___ Record set ___

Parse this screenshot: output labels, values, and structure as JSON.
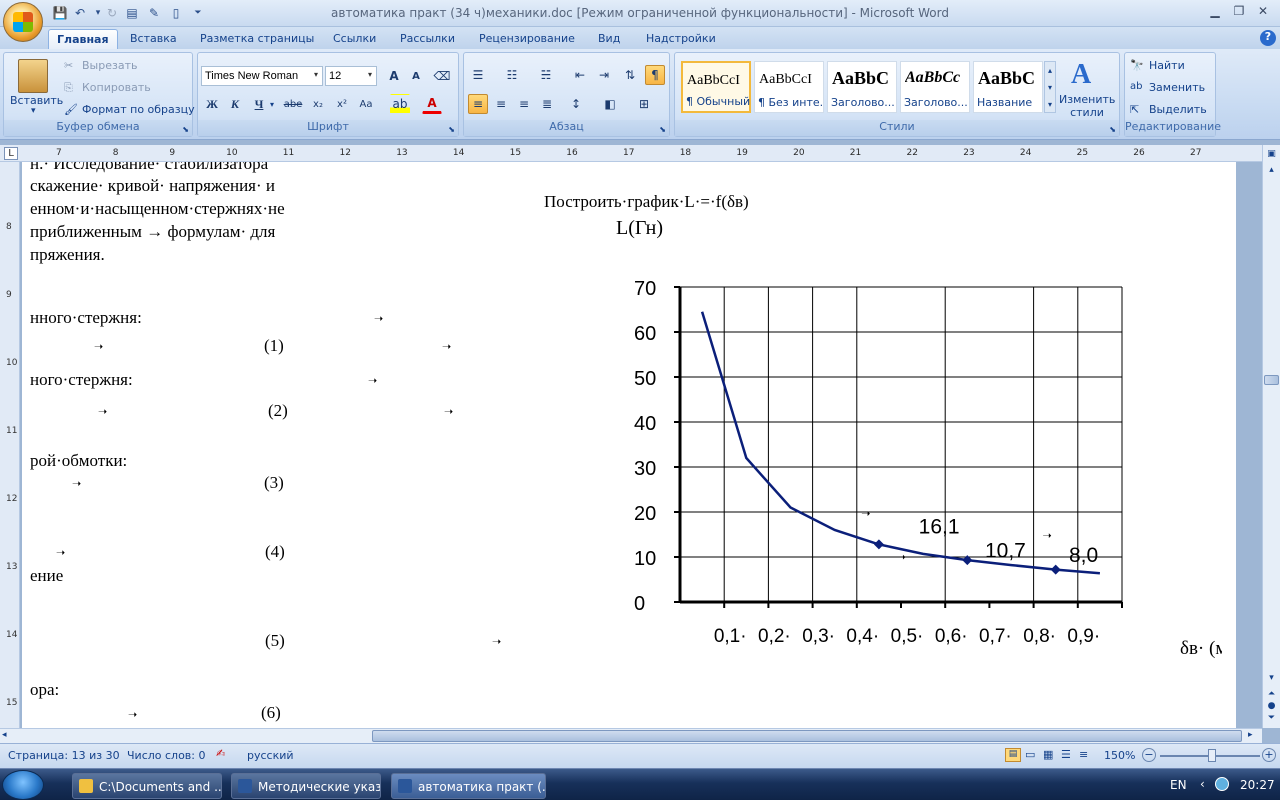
{
  "window": {
    "title": "автоматика практ (34 ч)механики.doc [Режим ограниченной функциональности] - Microsoft Word"
  },
  "tabs": [
    "Главная",
    "Вставка",
    "Разметка страницы",
    "Ссылки",
    "Рассылки",
    "Рецензирование",
    "Вид",
    "Надстройки"
  ],
  "ribbon": {
    "clipboard": {
      "paste": "Вставить",
      "cut": "Вырезать",
      "copy": "Копировать",
      "format_painter": "Формат по образцу",
      "label": "Буфер обмена"
    },
    "font": {
      "family": "Times New Roman",
      "size": "12",
      "label": "Шрифт",
      "bold": "Ж",
      "italic": "К",
      "underline": "Ч",
      "strike": "abe",
      "sub": "x₂",
      "sup": "x²",
      "case": "Aa",
      "grow": "A",
      "shrink": "A"
    },
    "paragraph": {
      "label": "Абзац"
    },
    "styles": {
      "label": "Стили",
      "items": [
        {
          "preview": "AaBbCcI",
          "name": "¶ Обычный"
        },
        {
          "preview": "AaBbCcI",
          "name": "¶ Без инте..."
        },
        {
          "preview": "AaBbC",
          "name": "Заголово..."
        },
        {
          "preview": "AaBbCc",
          "name": "Заголово..."
        },
        {
          "preview": "AaBbC",
          "name": "Название"
        }
      ],
      "change": "Изменить стили"
    },
    "editing": {
      "find": "Найти",
      "replace": "Заменить",
      "select": "Выделить",
      "label": "Редактирование"
    }
  },
  "ruler": {
    "numbers": [
      "7",
      "8",
      "9",
      "10",
      "11",
      "12",
      "13",
      "14",
      "15",
      "16",
      "17",
      "18",
      "19",
      "20",
      "21",
      "22",
      "23",
      "24",
      "25",
      "26",
      "27"
    ]
  },
  "vruler": {
    "numbers": [
      "8",
      "9",
      "10",
      "11",
      "12",
      "13",
      "14",
      "15"
    ]
  },
  "document": {
    "left_lines": [
      "скажение· кривой· напряжения· и",
      "енном·и·насыщенном·стержнях·не",
      "приближенным → формулам· для",
      "пряжения.",
      "нного·стержня:",
      "ного·стержня:",
      "рой·обмотки:",
      "ение",
      "ора:"
    ],
    "top_cut": "н.·   Исследование·   стабилизатора",
    "eq_numbers": [
      "(1)",
      "(2)",
      "(3)",
      "(4)",
      "(5)",
      "(6)"
    ],
    "heading": "Построить·график·L·=·f(δв)",
    "y_unit": "L(Гн)"
  },
  "chart_data": {
    "type": "line",
    "title": "Построить·график·L·=·f(δв)",
    "ylabel": "L(Гн)",
    "xlabel": "δв· (мм)",
    "y_ticks": [
      "0",
      "10",
      "20",
      "30",
      "40",
      "50",
      "60",
      "70"
    ],
    "x_ticks": [
      "0,1·",
      "0,2·",
      "0,3·",
      "0,4·",
      "0,5·",
      "0,6·",
      "0,7·",
      "0,8·",
      "0,9·"
    ],
    "xlim": [
      0,
      1.0
    ],
    "ylim": [
      0,
      70
    ],
    "grid": true,
    "series": [
      {
        "x": [
          0.05,
          0.15,
          0.25,
          0.35,
          0.45,
          0.55,
          0.65,
          0.75,
          0.85,
          0.95
        ],
        "y": [
          64.5,
          32,
          21,
          16,
          12.8,
          10.7,
          9.3,
          8.2,
          7.2,
          6.4
        ]
      }
    ],
    "markers_at": [
      0.45,
      0.65,
      0.85
    ],
    "annotations": [
      "16,1",
      "10,7",
      "8,0"
    ]
  },
  "status": {
    "page": "Страница: 13 из 30",
    "words": "Число слов: 0",
    "lang": "русский",
    "zoom": "150%"
  },
  "taskbar": {
    "tasks": [
      "C:\\Documents and ...",
      "Методические указ...",
      "автоматика практ (..."
    ],
    "lang": "EN",
    "time": "20:27"
  },
  "colors": {
    "accent": "#15428b",
    "chart_line": "#0b1f7a"
  }
}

___

__Set task__
Set the data above down again exactly as given, with no pictures.

__Correct result__
Parse this screenshot: output labels, values, and structure as JSON.
{
  "window": {
    "title": "автоматика практ (34 ч)механики.doc [Режим ограниченной функциональности] - Microsoft Word"
  },
  "tabs": [
    "Главная",
    "Вставка",
    "Разметка страницы",
    "Ссылки",
    "Рассылки",
    "Рецензирование",
    "Вид",
    "Надстройки"
  ],
  "ribbon": {
    "clipboard": {
      "paste": "Вставить",
      "cut": "Вырезать",
      "copy": "Копировать",
      "format_painter": "Формат по образцу",
      "label": "Буфер обмена"
    },
    "font": {
      "family": "Times New Roman",
      "size": "12",
      "label": "Шрифт",
      "bold": "Ж",
      "italic": "К",
      "underline": "Ч",
      "strike": "abe",
      "sub": "x₂",
      "sup": "x²",
      "case": "Aa",
      "grow": "A",
      "shrink": "A"
    },
    "paragraph": {
      "label": "Абзац"
    },
    "styles": {
      "label": "Стили",
      "items": [
        {
          "preview": "AaBbCcI",
          "name": "¶ Обычный"
        },
        {
          "preview": "AaBbCcI",
          "name": "¶ Без инте..."
        },
        {
          "preview": "AaBbC",
          "name": "Заголово..."
        },
        {
          "preview": "AaBbCc",
          "name": "Заголово..."
        },
        {
          "preview": "AaBbC",
          "name": "Название"
        }
      ],
      "change": "Изменить стили"
    },
    "editing": {
      "find": "Найти",
      "replace": "Заменить",
      "select": "Выделить",
      "label": "Редактирование"
    }
  },
  "ruler": {
    "numbers": [
      "7",
      "8",
      "9",
      "10",
      "11",
      "12",
      "13",
      "14",
      "15",
      "16",
      "17",
      "18",
      "19",
      "20",
      "21",
      "22",
      "23",
      "24",
      "25",
      "26",
      "27"
    ]
  },
  "vruler": {
    "numbers": [
      "8",
      "9",
      "10",
      "11",
      "12",
      "13",
      "14",
      "15"
    ]
  },
  "document": {
    "left_lines": [
      "скажение· кривой· напряжения· и",
      "енном·и·насыщенном·стержнях·не",
      "приближенным → формулам· для",
      "пряжения.",
      "нного·стержня:",
      "ного·стержня:",
      "рой·обмотки:",
      "ение",
      "ора:"
    ],
    "top_cut": "н.·   Исследование·   стабилизатора",
    "eq_numbers": [
      "(1)",
      "(2)",
      "(3)",
      "(4)",
      "(5)",
      "(6)"
    ],
    "heading": "Построить·график·L·=·f(δв)",
    "y_unit": "L(Гн)"
  },
  "chart_data": {
    "type": "line",
    "title": "Построить·график·L·=·f(δв)",
    "ylabel": "L(Гн)",
    "xlabel": "δв· (мм)",
    "y_ticks": [
      "0",
      "10",
      "20",
      "30",
      "40",
      "50",
      "60",
      "70"
    ],
    "x_ticks": [
      "0,1·",
      "0,2·",
      "0,3·",
      "0,4·",
      "0,5·",
      "0,6·",
      "0,7·",
      "0,8·",
      "0,9·"
    ],
    "xlim": [
      0,
      1.0
    ],
    "ylim": [
      0,
      70
    ],
    "grid": true,
    "series": [
      {
        "x": [
          0.05,
          0.15,
          0.25,
          0.35,
          0.45,
          0.55,
          0.65,
          0.75,
          0.85,
          0.95
        ],
        "y": [
          64.5,
          32,
          21,
          16,
          12.8,
          10.7,
          9.3,
          8.2,
          7.2,
          6.4
        ]
      }
    ],
    "markers_at": [
      0.45,
      0.65,
      0.85
    ],
    "annotations": [
      "16,1",
      "10,7",
      "8,0"
    ]
  },
  "status": {
    "page": "Страница: 13 из 30",
    "words": "Число слов: 0",
    "lang": "русский",
    "zoom": "150%"
  },
  "taskbar": {
    "tasks": [
      "C:\\Documents and ...",
      "Методические указ...",
      "автоматика практ (..."
    ],
    "lang": "EN",
    "time": "20:27"
  },
  "colors": {
    "accent": "#15428b",
    "chart_line": "#0b1f7a"
  }
}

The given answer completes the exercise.